- [Your instructions]
Go through the listing and write out all of it exactly.

Stored entries
+++

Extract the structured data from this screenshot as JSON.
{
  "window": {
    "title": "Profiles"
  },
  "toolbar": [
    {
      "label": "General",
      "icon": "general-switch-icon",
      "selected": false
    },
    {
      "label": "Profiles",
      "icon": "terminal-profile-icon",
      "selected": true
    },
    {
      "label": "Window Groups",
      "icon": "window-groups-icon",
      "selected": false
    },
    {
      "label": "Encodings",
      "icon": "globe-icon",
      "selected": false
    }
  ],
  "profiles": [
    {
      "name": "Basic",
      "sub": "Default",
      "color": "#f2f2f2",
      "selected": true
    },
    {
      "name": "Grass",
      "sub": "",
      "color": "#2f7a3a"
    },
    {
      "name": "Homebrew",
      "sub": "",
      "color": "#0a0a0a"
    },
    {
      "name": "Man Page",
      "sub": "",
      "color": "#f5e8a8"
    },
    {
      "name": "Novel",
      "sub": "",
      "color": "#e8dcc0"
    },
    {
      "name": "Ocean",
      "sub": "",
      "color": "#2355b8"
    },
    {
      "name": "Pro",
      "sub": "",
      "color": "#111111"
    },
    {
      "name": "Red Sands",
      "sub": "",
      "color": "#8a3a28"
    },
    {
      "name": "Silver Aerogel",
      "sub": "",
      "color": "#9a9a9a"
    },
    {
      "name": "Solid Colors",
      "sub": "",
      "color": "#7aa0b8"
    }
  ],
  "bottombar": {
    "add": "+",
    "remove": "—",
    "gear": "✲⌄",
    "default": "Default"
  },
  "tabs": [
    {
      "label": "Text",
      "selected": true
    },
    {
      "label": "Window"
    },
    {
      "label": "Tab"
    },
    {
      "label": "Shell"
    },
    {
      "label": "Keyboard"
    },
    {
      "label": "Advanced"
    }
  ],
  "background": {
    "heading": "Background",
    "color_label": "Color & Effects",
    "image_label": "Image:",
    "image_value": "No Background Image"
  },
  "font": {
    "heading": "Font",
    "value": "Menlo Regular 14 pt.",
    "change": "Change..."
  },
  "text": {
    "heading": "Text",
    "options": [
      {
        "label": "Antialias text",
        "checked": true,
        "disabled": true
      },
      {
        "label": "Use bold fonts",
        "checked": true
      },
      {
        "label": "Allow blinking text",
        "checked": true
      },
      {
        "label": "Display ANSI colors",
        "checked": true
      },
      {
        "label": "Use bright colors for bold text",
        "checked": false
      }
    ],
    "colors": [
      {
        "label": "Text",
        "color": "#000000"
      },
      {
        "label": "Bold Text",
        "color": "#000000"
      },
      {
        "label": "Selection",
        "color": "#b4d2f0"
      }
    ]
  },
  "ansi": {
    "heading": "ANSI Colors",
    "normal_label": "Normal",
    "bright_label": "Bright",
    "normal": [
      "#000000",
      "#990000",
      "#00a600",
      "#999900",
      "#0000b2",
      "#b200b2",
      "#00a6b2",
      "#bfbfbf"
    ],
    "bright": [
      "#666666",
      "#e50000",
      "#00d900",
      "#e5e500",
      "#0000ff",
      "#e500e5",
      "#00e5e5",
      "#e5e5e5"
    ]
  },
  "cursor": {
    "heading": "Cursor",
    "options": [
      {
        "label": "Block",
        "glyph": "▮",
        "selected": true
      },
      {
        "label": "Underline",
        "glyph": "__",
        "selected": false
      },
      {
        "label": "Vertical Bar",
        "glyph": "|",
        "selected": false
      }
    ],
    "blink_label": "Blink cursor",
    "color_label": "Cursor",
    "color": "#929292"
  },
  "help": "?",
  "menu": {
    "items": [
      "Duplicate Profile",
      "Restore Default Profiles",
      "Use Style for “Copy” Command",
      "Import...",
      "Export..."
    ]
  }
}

+++

- [Exercise solution]
Extract the structured data from this screenshot as JSON.
{
  "window": {
    "title": "Profiles"
  },
  "toolbar": [
    {
      "label": "General",
      "icon": "general-switch-icon",
      "selected": false
    },
    {
      "label": "Profiles",
      "icon": "terminal-profile-icon",
      "selected": true
    },
    {
      "label": "Window Groups",
      "icon": "window-groups-icon",
      "selected": false
    },
    {
      "label": "Encodings",
      "icon": "globe-icon",
      "selected": false
    }
  ],
  "profiles": [
    {
      "name": "Basic",
      "sub": "Default",
      "color": "#f2f2f2",
      "selected": true
    },
    {
      "name": "Grass",
      "sub": "",
      "color": "#2f7a3a"
    },
    {
      "name": "Homebrew",
      "sub": "",
      "color": "#0a0a0a"
    },
    {
      "name": "Man Page",
      "sub": "",
      "color": "#f5e8a8"
    },
    {
      "name": "Novel",
      "sub": "",
      "color": "#e8dcc0"
    },
    {
      "name": "Ocean",
      "sub": "",
      "color": "#2355b8"
    },
    {
      "name": "Pro",
      "sub": "",
      "color": "#111111"
    },
    {
      "name": "Red Sands",
      "sub": "",
      "color": "#8a3a28"
    },
    {
      "name": "Silver Aerogel",
      "sub": "",
      "color": "#9a9a9a"
    },
    {
      "name": "Solid Colors",
      "sub": "",
      "color": "#7aa0b8"
    }
  ],
  "bottombar": {
    "add": "+",
    "remove": "—",
    "gear": "✲⌄",
    "default": "Default"
  },
  "tabs": [
    {
      "label": "Text",
      "selected": true
    },
    {
      "label": "Window"
    },
    {
      "label": "Tab"
    },
    {
      "label": "Shell"
    },
    {
      "label": "Keyboard"
    },
    {
      "label": "Advanced"
    }
  ],
  "background": {
    "heading": "Background",
    "color_label": "Color & Effects",
    "image_label": "Image:",
    "image_value": "No Background Image"
  },
  "font": {
    "heading": "Font",
    "value": "Menlo Regular 14 pt.",
    "change": "Change..."
  },
  "text": {
    "heading": "Text",
    "options": [
      {
        "label": "Antialias text",
        "checked": true,
        "disabled": true
      },
      {
        "label": "Use bold fonts",
        "checked": true
      },
      {
        "label": "Allow blinking text",
        "checked": true
      },
      {
        "label": "Display ANSI colors",
        "checked": true
      },
      {
        "label": "Use bright colors for bold text",
        "checked": false
      }
    ],
    "colors": [
      {
        "label": "Text",
        "color": "#000000"
      },
      {
        "label": "Bold Text",
        "color": "#000000"
      },
      {
        "label": "Selection",
        "color": "#b4d2f0"
      }
    ]
  },
  "ansi": {
    "heading": "ANSI Colors",
    "normal_label": "Normal",
    "bright_label": "Bright",
    "normal": [
      "#000000",
      "#990000",
      "#00a600",
      "#999900",
      "#0000b2",
      "#b200b2",
      "#00a6b2",
      "#bfbfbf"
    ],
    "bright": [
      "#666666",
      "#e50000",
      "#00d900",
      "#e5e500",
      "#0000ff",
      "#e500e5",
      "#00e5e5",
      "#e5e5e5"
    ]
  },
  "cursor": {
    "heading": "Cursor",
    "options": [
      {
        "label": "Block",
        "glyph": "▮",
        "selected": true
      },
      {
        "label": "Underline",
        "glyph": "__",
        "selected": false
      },
      {
        "label": "Vertical Bar",
        "glyph": "|",
        "selected": false
      }
    ],
    "blink_label": "Blink cursor",
    "color_label": "Cursor",
    "color": "#929292"
  },
  "help": "?",
  "menu": {
    "items": [
      "Duplicate Profile",
      "Restore Default Profiles",
      "Use Style for “Copy” Command",
      "Import...",
      "Export..."
    ]
  }
}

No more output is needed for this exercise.